What the task asks: Collect each line containing "color".
++++ Data section ++++
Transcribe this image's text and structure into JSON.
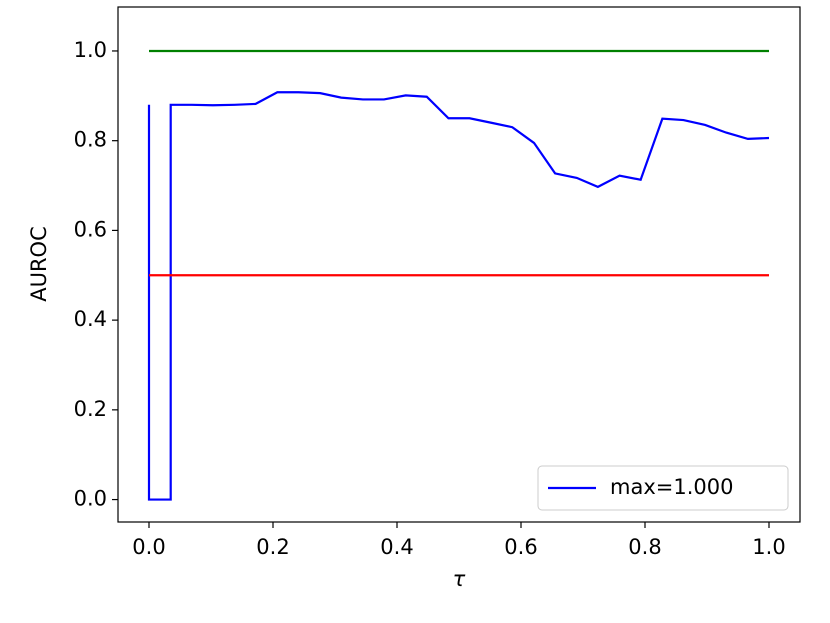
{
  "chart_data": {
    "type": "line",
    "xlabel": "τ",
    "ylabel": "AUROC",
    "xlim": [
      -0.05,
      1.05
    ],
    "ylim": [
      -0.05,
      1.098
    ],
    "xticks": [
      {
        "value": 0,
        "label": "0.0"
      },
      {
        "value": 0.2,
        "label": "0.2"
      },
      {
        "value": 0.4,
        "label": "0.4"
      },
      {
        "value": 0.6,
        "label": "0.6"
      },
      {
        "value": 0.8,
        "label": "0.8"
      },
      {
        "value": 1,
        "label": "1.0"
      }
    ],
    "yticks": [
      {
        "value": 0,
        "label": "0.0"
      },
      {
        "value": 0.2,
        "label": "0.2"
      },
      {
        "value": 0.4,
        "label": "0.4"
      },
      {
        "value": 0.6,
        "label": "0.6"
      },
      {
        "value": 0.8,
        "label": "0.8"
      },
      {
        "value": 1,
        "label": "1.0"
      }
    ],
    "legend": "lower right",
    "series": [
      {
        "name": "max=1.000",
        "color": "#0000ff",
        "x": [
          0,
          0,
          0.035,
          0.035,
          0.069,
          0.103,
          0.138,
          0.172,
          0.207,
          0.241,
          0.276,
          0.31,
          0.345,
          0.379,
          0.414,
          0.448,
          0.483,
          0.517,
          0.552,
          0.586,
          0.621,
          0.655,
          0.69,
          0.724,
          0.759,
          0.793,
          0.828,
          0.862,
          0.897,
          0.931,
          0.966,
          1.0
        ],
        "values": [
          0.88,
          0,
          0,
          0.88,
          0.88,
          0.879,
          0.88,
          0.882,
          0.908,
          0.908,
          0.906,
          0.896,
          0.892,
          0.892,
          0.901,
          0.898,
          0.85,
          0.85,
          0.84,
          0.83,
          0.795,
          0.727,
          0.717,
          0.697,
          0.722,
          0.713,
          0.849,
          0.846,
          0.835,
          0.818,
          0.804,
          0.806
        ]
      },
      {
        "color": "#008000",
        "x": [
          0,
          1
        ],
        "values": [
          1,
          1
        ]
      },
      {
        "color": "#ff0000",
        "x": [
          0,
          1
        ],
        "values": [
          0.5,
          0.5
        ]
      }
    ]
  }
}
++++
Finished task:
        "color": "#0000ff",
        "color": "#008000",
        "color": "#ff0000",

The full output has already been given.